**GIVEN INFORMATION**
....................

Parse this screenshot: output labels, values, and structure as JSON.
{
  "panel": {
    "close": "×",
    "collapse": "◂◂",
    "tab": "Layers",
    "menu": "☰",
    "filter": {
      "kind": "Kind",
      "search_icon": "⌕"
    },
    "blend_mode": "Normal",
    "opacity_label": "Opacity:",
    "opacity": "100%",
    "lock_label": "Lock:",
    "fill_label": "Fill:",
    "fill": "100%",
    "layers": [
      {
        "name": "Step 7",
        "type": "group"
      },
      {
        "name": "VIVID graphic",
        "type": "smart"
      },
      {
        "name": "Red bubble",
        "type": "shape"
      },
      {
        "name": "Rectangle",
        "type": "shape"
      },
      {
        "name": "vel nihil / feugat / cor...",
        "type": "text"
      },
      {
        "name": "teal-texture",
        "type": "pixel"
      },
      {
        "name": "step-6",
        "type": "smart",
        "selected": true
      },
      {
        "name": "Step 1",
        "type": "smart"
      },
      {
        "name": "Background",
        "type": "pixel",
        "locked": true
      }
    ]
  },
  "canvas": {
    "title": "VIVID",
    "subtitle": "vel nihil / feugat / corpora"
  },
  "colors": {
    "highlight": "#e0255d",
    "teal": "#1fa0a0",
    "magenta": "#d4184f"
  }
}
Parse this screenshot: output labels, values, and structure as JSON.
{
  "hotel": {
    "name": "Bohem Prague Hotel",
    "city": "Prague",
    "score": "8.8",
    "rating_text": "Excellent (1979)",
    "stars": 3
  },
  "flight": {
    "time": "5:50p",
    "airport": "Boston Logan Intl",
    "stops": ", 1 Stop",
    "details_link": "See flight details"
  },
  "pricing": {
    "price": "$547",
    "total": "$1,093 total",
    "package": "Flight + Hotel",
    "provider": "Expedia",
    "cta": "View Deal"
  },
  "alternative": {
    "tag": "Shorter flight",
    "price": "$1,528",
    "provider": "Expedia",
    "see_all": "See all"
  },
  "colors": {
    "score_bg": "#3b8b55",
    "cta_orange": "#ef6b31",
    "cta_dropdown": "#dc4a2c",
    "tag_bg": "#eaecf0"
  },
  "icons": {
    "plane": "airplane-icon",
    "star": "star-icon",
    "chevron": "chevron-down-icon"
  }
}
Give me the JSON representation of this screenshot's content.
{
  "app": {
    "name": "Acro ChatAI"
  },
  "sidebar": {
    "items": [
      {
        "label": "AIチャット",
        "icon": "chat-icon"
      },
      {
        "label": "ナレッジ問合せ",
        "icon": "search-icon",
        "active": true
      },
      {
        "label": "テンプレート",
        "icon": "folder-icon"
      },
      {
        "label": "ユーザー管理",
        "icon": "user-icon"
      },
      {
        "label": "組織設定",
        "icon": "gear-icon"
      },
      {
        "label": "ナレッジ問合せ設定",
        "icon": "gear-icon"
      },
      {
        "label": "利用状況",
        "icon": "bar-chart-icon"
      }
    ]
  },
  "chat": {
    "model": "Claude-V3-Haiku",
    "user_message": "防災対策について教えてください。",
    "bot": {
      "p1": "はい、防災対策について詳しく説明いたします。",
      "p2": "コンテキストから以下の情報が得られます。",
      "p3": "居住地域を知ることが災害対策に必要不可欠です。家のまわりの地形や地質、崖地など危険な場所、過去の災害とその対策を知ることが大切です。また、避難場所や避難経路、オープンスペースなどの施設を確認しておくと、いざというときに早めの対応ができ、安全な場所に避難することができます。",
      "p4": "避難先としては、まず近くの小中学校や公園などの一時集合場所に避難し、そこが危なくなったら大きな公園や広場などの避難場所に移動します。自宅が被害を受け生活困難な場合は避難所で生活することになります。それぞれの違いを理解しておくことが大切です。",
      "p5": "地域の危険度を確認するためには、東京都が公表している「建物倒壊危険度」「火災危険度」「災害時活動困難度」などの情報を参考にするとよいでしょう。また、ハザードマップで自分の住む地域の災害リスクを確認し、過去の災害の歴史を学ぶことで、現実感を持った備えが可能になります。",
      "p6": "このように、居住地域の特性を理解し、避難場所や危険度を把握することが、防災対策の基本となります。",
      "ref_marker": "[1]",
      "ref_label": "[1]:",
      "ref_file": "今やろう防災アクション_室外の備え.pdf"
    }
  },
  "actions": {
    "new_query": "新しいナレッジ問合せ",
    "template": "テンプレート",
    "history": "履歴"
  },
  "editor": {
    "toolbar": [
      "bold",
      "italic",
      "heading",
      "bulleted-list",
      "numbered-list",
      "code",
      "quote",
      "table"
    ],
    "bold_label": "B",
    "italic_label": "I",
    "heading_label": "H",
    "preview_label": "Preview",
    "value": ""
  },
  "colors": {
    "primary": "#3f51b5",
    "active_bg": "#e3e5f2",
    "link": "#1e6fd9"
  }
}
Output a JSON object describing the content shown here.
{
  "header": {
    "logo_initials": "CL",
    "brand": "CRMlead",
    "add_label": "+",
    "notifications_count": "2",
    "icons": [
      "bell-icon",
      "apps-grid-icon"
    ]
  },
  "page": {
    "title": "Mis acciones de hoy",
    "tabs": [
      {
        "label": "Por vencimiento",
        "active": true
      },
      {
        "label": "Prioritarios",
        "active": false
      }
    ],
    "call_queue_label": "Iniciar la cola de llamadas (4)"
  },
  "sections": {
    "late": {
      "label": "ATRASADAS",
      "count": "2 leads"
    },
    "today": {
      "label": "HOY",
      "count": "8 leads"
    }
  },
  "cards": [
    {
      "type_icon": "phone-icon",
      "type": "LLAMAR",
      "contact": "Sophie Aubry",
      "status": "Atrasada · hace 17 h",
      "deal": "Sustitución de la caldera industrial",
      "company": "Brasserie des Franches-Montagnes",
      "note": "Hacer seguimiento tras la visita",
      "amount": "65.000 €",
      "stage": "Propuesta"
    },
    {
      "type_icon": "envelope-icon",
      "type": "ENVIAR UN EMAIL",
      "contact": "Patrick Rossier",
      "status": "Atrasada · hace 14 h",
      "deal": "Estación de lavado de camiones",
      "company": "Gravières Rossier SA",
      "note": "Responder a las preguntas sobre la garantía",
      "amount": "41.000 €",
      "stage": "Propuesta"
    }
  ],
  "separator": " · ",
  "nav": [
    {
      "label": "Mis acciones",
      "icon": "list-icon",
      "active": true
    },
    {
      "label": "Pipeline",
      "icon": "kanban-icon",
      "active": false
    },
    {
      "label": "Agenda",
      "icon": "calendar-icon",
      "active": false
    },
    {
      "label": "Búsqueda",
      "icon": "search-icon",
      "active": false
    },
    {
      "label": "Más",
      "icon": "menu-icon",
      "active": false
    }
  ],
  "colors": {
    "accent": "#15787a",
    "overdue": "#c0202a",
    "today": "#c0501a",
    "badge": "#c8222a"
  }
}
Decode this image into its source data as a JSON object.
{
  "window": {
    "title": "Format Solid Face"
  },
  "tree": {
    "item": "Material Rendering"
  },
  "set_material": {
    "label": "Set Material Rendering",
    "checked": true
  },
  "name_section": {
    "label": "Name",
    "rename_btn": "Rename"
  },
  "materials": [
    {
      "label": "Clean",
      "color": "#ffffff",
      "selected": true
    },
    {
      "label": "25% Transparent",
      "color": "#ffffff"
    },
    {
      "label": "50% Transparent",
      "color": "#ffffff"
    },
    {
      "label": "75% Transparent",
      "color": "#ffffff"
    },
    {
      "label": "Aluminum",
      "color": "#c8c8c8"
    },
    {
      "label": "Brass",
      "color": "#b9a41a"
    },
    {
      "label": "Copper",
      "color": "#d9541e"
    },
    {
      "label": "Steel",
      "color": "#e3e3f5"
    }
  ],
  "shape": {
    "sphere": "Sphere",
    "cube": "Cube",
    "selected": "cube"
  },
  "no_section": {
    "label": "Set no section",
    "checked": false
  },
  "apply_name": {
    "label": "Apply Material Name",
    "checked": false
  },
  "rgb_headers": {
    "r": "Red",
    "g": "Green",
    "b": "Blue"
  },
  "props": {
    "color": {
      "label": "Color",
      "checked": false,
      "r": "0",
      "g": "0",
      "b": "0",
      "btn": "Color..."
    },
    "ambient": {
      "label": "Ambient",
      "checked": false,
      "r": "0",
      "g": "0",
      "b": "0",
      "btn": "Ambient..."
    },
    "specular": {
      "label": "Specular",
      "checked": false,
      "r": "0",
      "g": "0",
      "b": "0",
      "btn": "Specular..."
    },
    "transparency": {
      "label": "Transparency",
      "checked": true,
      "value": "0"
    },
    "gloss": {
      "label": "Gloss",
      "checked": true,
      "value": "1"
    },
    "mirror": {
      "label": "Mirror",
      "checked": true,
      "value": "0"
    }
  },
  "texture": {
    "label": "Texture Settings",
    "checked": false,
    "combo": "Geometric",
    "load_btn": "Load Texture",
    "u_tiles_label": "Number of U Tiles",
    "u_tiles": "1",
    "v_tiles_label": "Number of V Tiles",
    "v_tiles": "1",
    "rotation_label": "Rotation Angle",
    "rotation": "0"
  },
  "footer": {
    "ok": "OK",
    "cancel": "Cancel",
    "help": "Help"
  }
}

....................

**OBJECTIVE**
Reproduce each line from the records that contains the word "contact".

**EXPECTED ANSWER**
      "contact": "Sophie Aubry",
      "contact": "Patrick Rossier",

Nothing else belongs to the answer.